* DIRECTION *
Omit all pictures. Copy the rest of the material exactly.

:: MATERIAL PROVIDED ::

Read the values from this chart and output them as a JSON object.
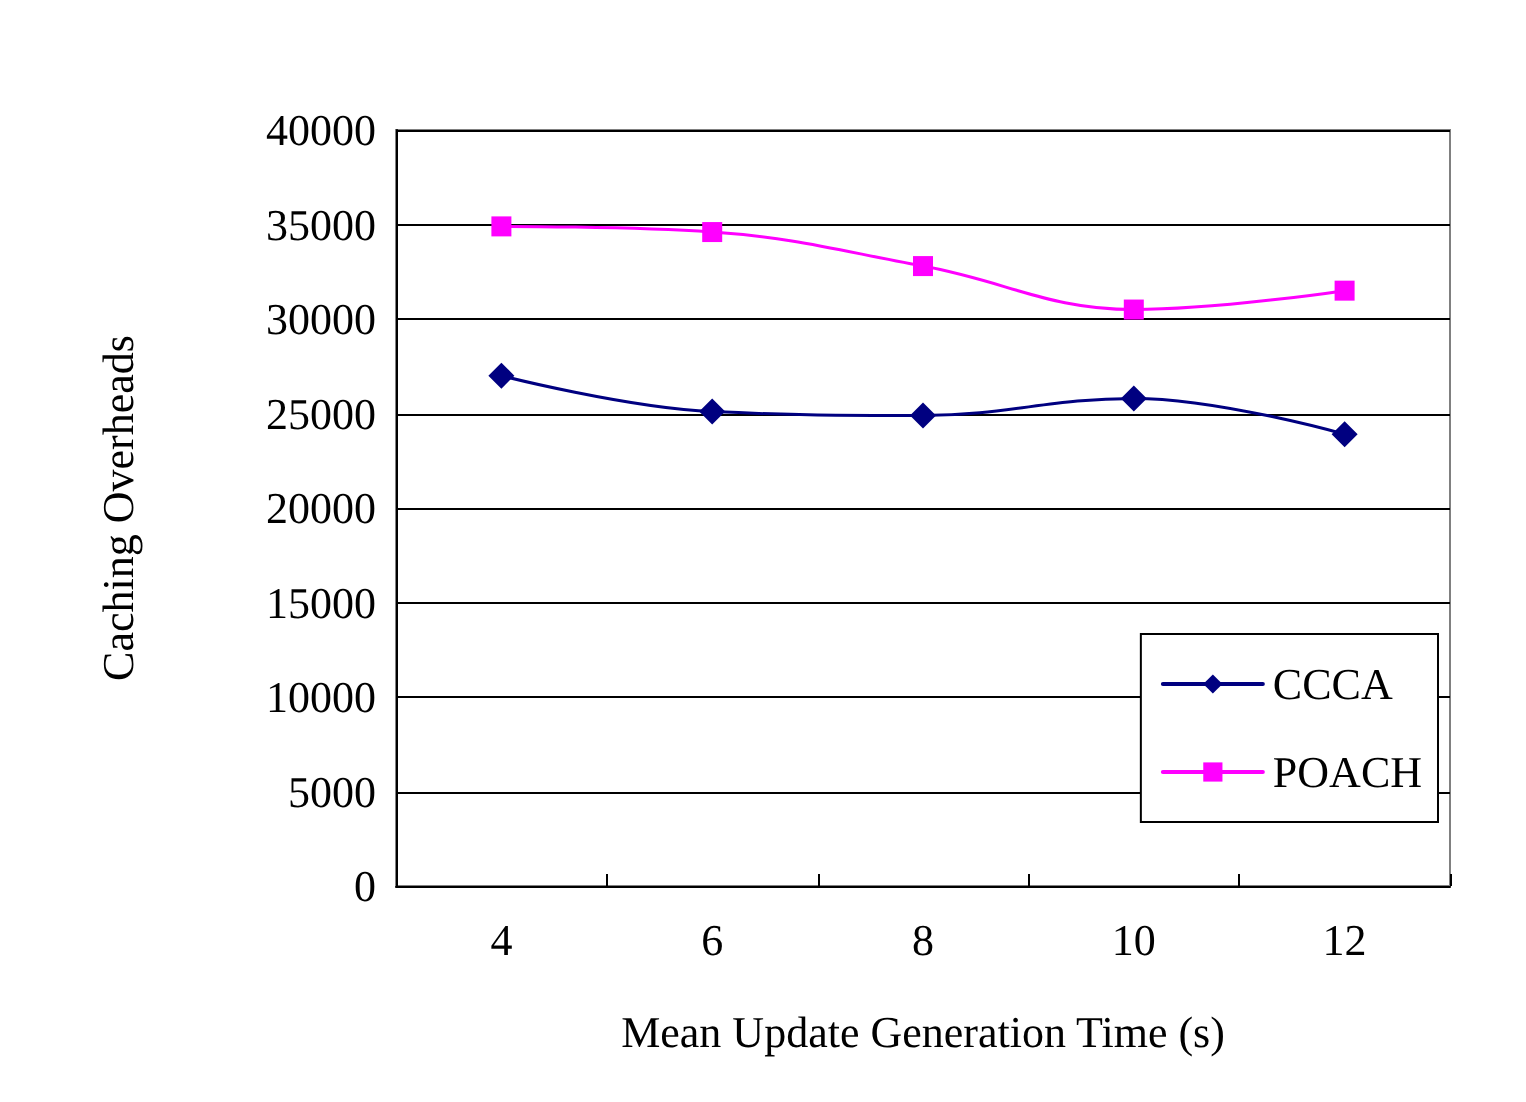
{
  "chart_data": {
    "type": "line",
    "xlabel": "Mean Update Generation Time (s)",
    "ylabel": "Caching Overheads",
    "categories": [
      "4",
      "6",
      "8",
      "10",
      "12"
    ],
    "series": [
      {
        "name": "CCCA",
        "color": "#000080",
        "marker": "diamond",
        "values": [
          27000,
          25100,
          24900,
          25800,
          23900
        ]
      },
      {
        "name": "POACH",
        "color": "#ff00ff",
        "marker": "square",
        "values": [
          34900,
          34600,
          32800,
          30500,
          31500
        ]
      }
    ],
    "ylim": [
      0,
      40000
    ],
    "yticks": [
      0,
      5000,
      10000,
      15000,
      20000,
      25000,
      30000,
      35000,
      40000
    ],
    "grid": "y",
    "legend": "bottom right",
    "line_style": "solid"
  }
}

:::

* SOLUTION FOR THIS PROBLEM *
Read the values from this chart and output them as a JSON object.
{
  "chart_data": {
    "type": "line",
    "xlabel": "Mean Update Generation Time (s)",
    "ylabel": "Caching Overheads",
    "categories": [
      "4",
      "6",
      "8",
      "10",
      "12"
    ],
    "series": [
      {
        "name": "CCCA",
        "color": "#000080",
        "marker": "diamond",
        "values": [
          27000,
          25100,
          24900,
          25800,
          23900
        ]
      },
      {
        "name": "POACH",
        "color": "#ff00ff",
        "marker": "square",
        "values": [
          34900,
          34600,
          32800,
          30500,
          31500
        ]
      }
    ],
    "ylim": [
      0,
      40000
    ],
    "yticks": [
      0,
      5000,
      10000,
      15000,
      20000,
      25000,
      30000,
      35000,
      40000
    ],
    "grid": "y",
    "legend": "bottom right",
    "line_style": "solid"
  }
}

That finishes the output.